▶ _SUPPLIED DATA_
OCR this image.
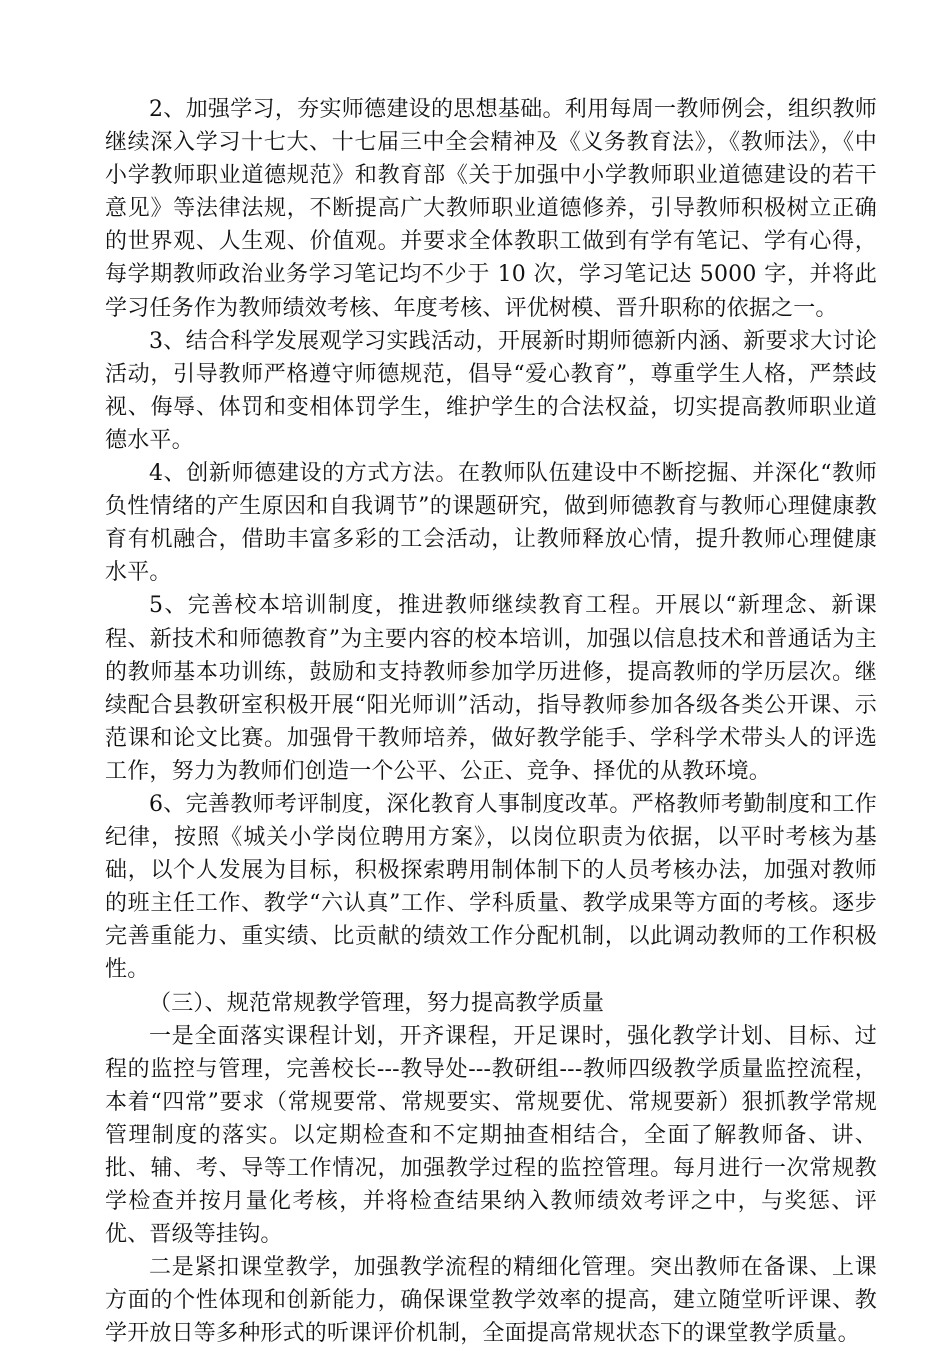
2、加强学习，夯实师德建设的思想基础。利用每周一教师例会，组织教师继续深入学习十七大、十七届三中全会精神及《义务教育法》，《教师法》，《中小学教师职业道德规范》和教育部《关于加强中小学教师职业道德建设的若干意见》等法律法规，不断提高广大教师职业道德修养，引导教师积极树立正确的世界观、人生观、价值观。并要求全体教职工做到有学有笔记、学有心得，每学期教师政治业务学习笔记均不少于 10 次，学习笔记达 5000 字，并将此学习任务作为教师绩效考核、年度考核、评优树模、晋升职称的依据之一。

3、结合科学发展观学习实践活动，开展新时期师德新内涵、新要求大讨论活动，引导教师严格遵守师德规范，倡导“爱心教育”，尊重学生人格，严禁歧视、侮辱、体罚和变相体罚学生，维护学生的合法权益，切实提高教师职业道德水平。

4、创新师德建设的方式方法。在教师队伍建设中不断挖掘、并深化“教师负性情绪的产生原因和自我调节”的课题研究，做到师德教育与教师心理健康教育有机融合，借助丰富多彩的工会活动，让教师释放心情，提升教师心理健康水平。

5、完善校本培训制度，推进教师继续教育工程。开展以“新理念、新课程、新技术和师德教育”为主要内容的校本培训，加强以信息技术和普通话为主的教师基本功训练，鼓励和支持教师参加学历进修，提高教师的学历层次。继续配合县教研室积极开展“阳光师训”活动，指导教师参加各级各类公开课、示范课和论文比赛。加强骨干教师培养，做好教学能手、学科学术带头人的评选工作，努力为教师们创造一个公平、公正、竞争、择优的从教环境。

6、完善教师考评制度，深化教育人事制度改革。严格教师考勤制度和工作纪律，按照《城关小学岗位聘用方案》，以岗位职责为依据，以平时考核为基础，以个人发展为目标，积极探索聘用制体制下的人员考核办法，加强对教师的班主任工作、教学“六认真”工作、学科质量、教学成果等方面的考核。逐步完善重能力、重实绩、比贡献的绩效工作分配机制，以此调动教师的工作积极性。

（三）、规范常规教学管理，努力提高教学质量

一是全面落实课程计划，开齐课程，开足课时，强化教学计划、目标、过程的监控与管理，完善校长---教导处---教研组---教师四级教学质量监控流程，本着“四常”要求（常规要常、常规要实、常规要优、常规要新）狠抓教学常规管理制度的落实。以定期检查和不定期抽查相结合，全面了解教师备、讲、批、辅、考、导等工作情况，加强教学过程的监控管理。每月进行一次常规教学检查并按月量化考核，并将检查结果纳入教师绩效考评之中，与奖惩、评优、晋级等挂钩。

二是紧扣课堂教学，加强教学流程的精细化管理。突出教师在备课、上课方面的个性体现和创新能力，确保课堂教学效率的提高，建立随堂听评课、教学开放日等多种形式的听课评价机制，全面提高常规状态下的课堂教学质量。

▶ _WHAT YOU NEED TO DO_
Any pictures should be dropped; transcribe the rest of the records above exactly.

▶ _IN RESPONSE_
OCR this image.
2、加强学习，夯实师德建设的思想基础。利用每周一教师例会，组织教师继续深入学习十七大、十七届三中全会精神及《义务教育法》，《教师法》，《中小学教师职业道德规范》和教育部《关于加强中小学教师职业道德建设的若干意见》等法律法规，不断提高广大教师职业道德修养，引导教师积极树立正确的世界观、人生观、价值观。并要求全体教职工做到有学有笔记、学有心得，每学期教师政治业务学习笔记均不少于 10 次，学习笔记达 5000 字，并将此学习任务作为教师绩效考核、年度考核、评优树模、晋升职称的依据之一。

3、结合科学发展观学习实践活动，开展新时期师德新内涵、新要求大讨论活动，引导教师严格遵守师德规范，倡导“爱心教育”，尊重学生人格，严禁歧视、侮辱、体罚和变相体罚学生，维护学生的合法权益，切实提高教师职业道德水平。

4、创新师德建设的方式方法。在教师队伍建设中不断挖掘、并深化“教师负性情绪的产生原因和自我调节”的课题研究，做到师德教育与教师心理健康教育有机融合，借助丰富多彩的工会活动，让教师释放心情，提升教师心理健康水平。

5、完善校本培训制度，推进教师继续教育工程。开展以“新理念、新课程、新技术和师德教育”为主要内容的校本培训，加强以信息技术和普通话为主的教师基本功训练，鼓励和支持教师参加学历进修，提高教师的学历层次。继续配合县教研室积极开展“阳光师训”活动，指导教师参加各级各类公开课、示范课和论文比赛。加强骨干教师培养，做好教学能手、学科学术带头人的评选工作，努力为教师们创造一个公平、公正、竞争、择优的从教环境。

6、完善教师考评制度，深化教育人事制度改革。严格教师考勤制度和工作纪律，按照《城关小学岗位聘用方案》，以岗位职责为依据，以平时考核为基础，以个人发展为目标，积极探索聘用制体制下的人员考核办法，加强对教师的班主任工作、教学“六认真”工作、学科质量、教学成果等方面的考核。逐步完善重能力、重实绩、比贡献的绩效工作分配机制，以此调动教师的工作积极性。

（三）、规范常规教学管理，努力提高教学质量

一是全面落实课程计划，开齐课程，开足课时，强化教学计划、目标、过程的监控与管理，完善校长---教导处---教研组---教师四级教学质量监控流程，本着“四常”要求（常规要常、常规要实、常规要优、常规要新）狠抓教学常规管理制度的落实。以定期检查和不定期抽查相结合，全面了解教师备、讲、批、辅、考、导等工作情况，加强教学过程的监控管理。每月进行一次常规教学检查并按月量化考核，并将检查结果纳入教师绩效考评之中，与奖惩、评优、晋级等挂钩。

二是紧扣课堂教学，加强教学流程的精细化管理。突出教师在备课、上课方面的个性体现和创新能力，确保课堂教学效率的提高，建立随堂听评课、教学开放日等多种形式的听课评价机制，全面提高常规状态下的课堂教学质量。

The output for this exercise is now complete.